**Exercise requirements**
Locate every line in the material below that has the word "委托代理人". Copy each of those lines.

* START Task inputs *

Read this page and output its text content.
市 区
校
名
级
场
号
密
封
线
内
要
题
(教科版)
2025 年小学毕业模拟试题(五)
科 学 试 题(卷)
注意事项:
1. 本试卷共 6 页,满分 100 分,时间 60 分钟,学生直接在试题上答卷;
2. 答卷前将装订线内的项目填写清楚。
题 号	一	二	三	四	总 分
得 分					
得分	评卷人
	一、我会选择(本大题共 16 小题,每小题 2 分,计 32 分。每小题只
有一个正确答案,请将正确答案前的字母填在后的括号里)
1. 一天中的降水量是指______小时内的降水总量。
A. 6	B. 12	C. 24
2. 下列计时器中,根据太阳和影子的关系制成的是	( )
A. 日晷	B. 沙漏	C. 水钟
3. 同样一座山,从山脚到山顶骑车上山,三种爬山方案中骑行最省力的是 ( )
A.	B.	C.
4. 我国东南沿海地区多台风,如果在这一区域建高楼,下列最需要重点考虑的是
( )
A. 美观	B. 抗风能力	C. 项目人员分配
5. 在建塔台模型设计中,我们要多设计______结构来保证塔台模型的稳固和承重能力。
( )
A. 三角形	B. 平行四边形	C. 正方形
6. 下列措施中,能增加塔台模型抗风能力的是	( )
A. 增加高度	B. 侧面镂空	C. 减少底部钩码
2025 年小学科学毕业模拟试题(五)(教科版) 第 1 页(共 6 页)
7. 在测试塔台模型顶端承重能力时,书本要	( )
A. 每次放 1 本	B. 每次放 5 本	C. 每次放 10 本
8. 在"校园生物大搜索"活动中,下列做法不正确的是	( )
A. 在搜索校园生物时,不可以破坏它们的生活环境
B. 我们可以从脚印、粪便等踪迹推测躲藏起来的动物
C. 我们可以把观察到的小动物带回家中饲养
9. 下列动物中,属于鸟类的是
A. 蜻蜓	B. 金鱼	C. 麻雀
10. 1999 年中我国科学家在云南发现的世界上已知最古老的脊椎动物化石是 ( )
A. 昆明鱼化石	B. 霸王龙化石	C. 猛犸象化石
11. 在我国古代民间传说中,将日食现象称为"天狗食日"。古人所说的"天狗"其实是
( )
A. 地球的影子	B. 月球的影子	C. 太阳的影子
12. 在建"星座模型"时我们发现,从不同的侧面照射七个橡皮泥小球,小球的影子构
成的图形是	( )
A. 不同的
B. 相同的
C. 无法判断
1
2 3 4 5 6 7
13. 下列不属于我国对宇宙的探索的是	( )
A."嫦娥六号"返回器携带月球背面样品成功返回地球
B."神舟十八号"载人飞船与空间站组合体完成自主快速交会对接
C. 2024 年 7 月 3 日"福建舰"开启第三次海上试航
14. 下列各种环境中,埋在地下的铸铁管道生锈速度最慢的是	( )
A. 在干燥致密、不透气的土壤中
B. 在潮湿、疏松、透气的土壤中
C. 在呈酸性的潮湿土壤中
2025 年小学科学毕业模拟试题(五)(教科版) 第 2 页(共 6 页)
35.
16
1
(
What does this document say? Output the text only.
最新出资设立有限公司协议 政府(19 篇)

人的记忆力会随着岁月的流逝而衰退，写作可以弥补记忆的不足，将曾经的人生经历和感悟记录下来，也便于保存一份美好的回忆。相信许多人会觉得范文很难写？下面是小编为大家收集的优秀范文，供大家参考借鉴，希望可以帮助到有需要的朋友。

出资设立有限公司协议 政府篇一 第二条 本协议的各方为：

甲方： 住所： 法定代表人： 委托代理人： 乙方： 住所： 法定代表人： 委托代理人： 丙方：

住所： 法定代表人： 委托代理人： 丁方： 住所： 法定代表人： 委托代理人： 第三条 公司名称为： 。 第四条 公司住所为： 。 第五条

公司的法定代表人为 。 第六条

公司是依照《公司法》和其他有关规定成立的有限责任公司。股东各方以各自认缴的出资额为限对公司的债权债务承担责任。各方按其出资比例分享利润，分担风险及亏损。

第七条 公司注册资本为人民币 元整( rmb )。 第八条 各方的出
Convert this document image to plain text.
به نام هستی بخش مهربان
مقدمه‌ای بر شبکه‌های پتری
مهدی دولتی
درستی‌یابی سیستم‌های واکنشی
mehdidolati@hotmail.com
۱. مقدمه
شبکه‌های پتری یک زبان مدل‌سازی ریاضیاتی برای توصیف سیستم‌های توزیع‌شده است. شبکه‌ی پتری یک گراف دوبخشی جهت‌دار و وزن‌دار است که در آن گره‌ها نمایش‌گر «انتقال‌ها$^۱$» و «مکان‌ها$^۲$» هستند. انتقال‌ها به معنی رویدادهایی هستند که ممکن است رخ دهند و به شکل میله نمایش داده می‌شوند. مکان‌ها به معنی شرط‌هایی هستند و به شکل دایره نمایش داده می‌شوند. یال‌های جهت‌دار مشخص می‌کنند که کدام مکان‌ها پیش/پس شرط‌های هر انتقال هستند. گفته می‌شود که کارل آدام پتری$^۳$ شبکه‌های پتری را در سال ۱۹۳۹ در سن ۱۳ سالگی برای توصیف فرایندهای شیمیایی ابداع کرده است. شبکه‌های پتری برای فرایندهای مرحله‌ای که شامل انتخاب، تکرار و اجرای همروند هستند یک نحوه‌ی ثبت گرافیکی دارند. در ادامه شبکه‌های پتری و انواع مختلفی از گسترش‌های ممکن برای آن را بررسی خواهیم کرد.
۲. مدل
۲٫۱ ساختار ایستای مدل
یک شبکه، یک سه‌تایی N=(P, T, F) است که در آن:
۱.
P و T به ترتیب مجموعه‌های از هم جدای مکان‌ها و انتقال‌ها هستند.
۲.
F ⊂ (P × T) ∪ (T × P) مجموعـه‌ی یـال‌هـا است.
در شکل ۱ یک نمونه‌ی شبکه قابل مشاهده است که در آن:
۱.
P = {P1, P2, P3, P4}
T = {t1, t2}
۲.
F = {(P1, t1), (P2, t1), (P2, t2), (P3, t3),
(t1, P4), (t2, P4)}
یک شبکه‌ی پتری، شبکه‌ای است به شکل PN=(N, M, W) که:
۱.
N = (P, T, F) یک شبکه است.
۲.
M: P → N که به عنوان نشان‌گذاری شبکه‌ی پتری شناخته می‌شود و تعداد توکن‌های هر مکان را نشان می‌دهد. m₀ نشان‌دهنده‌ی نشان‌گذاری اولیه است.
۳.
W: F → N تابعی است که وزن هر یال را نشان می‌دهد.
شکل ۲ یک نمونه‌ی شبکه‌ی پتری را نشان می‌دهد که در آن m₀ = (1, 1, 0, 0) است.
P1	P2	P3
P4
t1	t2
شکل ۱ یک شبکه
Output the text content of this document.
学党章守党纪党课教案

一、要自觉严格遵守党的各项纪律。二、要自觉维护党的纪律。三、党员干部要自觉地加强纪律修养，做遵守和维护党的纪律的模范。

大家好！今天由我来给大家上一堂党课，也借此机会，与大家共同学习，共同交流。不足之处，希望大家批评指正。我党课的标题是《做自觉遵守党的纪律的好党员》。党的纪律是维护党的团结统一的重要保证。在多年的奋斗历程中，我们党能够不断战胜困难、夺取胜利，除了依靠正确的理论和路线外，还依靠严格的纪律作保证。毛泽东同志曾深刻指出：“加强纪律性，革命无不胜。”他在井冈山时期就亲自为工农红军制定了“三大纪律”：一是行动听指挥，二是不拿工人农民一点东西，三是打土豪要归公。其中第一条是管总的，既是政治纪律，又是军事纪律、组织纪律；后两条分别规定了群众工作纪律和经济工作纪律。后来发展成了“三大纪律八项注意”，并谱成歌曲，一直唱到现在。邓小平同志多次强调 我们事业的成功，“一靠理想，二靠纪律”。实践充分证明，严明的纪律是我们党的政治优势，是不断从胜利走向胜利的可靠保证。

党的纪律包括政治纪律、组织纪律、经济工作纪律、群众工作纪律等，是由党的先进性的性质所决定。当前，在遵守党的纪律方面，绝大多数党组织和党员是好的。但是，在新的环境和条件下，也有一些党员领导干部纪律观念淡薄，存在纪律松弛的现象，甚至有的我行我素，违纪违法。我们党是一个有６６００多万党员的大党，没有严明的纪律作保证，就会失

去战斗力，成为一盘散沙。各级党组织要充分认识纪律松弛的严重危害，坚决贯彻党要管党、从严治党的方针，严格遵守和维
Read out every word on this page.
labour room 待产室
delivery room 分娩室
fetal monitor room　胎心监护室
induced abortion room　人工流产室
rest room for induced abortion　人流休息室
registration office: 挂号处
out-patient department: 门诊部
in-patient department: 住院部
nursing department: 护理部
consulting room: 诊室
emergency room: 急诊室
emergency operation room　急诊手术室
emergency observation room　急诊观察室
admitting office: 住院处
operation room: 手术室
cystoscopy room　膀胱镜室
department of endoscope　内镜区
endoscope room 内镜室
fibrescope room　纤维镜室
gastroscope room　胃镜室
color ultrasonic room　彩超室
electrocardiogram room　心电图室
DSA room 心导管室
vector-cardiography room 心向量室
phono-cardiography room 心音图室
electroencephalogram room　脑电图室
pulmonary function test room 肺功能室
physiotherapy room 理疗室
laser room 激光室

* END Task inputs *

**Answer**
甲方： 住所： 法定代表人： 委托代理人： 乙方： 住所： 法定代表人： 委托代理人： 丙方：
住所： 法定代表人： 委托代理人： 丁方： 住所： 法定代表人： 委托代理人： 第三条 公司名称为： 。 第四条 公司住所为： 。 第五条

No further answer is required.